**ACTIVITY 1**
In the text on AI plant identification, which kind of deep learning model does AI-based plant identification especially rely on?
**ACTIVITY 2**
Write the next part of the text on AI plant identification, picking up after its last sentence.

**QUOTED PASSAGE**
----------
Can AI identify plant species from leaf photographs ?

What do you think?

What do apps like PlantNet or Seek actually do with a photo of a leaf? Could artificial intelligence really distinguish thousands of plant species from just a picture? The answer lies in how modern computer vision and deep learning tools tackle the challenge of species identification.

Background

PlantNet, Seek, and iNaturalist are mobile applications that allow users to upload photographs of plants and receive automated suggestions for species identification. These tools leverage advances in artificial intelligence and computer vision to analyze leaf images and suggest potential matches from a vast database of plant species.

AI-based plant identification relies on deep learning models, particularly convolutional neural networks (CNNs), which are trained on large datasets comprising labeled images of leaves. These models process images by extracting key morphological features such as leaf shape, venation patterns, margin structure, texture, and sometimes even color. Through training on thousands of annotated examples, the networks learn to map visual patterns to specific plant species. This capability enables rapid classification even for users with limited botanical knowledge.
----------
**DATA FOR ANALYSIS**
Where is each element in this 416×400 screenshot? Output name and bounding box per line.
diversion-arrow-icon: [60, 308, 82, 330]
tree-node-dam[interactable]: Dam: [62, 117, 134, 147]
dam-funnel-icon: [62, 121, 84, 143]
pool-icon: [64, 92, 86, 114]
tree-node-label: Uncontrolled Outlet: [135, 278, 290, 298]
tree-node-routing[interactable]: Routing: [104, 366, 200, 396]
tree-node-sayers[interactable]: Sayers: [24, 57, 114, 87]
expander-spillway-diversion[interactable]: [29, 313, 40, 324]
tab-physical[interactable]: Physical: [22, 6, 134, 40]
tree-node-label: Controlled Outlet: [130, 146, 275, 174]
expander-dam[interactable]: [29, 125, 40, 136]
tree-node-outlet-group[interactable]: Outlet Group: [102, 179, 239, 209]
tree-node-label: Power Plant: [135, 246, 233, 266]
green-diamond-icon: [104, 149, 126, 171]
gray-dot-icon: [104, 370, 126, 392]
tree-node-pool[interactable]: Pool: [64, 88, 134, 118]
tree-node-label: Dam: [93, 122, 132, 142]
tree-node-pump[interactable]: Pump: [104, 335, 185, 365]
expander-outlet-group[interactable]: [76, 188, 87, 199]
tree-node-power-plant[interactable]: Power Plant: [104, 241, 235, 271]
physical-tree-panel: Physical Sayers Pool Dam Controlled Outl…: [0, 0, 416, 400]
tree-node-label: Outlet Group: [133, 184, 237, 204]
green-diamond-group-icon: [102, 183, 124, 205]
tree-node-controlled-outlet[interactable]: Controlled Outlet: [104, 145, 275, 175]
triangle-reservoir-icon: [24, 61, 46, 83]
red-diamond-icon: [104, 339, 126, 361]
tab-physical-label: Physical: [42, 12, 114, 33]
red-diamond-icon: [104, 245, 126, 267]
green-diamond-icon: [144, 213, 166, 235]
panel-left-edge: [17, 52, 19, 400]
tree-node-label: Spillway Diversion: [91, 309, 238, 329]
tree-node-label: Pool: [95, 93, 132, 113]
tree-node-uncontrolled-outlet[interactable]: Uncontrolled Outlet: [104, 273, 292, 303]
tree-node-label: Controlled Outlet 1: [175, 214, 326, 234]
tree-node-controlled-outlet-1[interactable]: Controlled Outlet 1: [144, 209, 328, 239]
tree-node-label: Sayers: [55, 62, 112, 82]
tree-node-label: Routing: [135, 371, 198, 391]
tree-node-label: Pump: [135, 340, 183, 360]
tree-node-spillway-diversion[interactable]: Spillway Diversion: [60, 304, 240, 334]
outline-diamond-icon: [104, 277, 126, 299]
----------
**FINAL ANSWER 1**
Convolutional neural networks (CNNs).

**FINAL ANSWER 2**
Several studies have evaluated the accuracy of AI-driven plant identification systems. Research from PlantVillage, reported in May 2026, indicates that such systems can achieve classification accuracy exceeding 90% when trained on diverse and well-curated datasets. Accuracy may vary depending on image quality, species similarity, and the comprehensiveness of the training data. In some cases, these tools are used to support citizen science initiatives, agricultural monitoring, and ecological research.

However, challenges remain, including the need for extensive labeled datasets, handling of closely related species, and robustness to variations in lighting, angle, and background noise. Despite these limitations, AI-powered plant identification continues to improve and is increasingly integrated into both scientific and public platforms.

Status last checked on June 26, 2026.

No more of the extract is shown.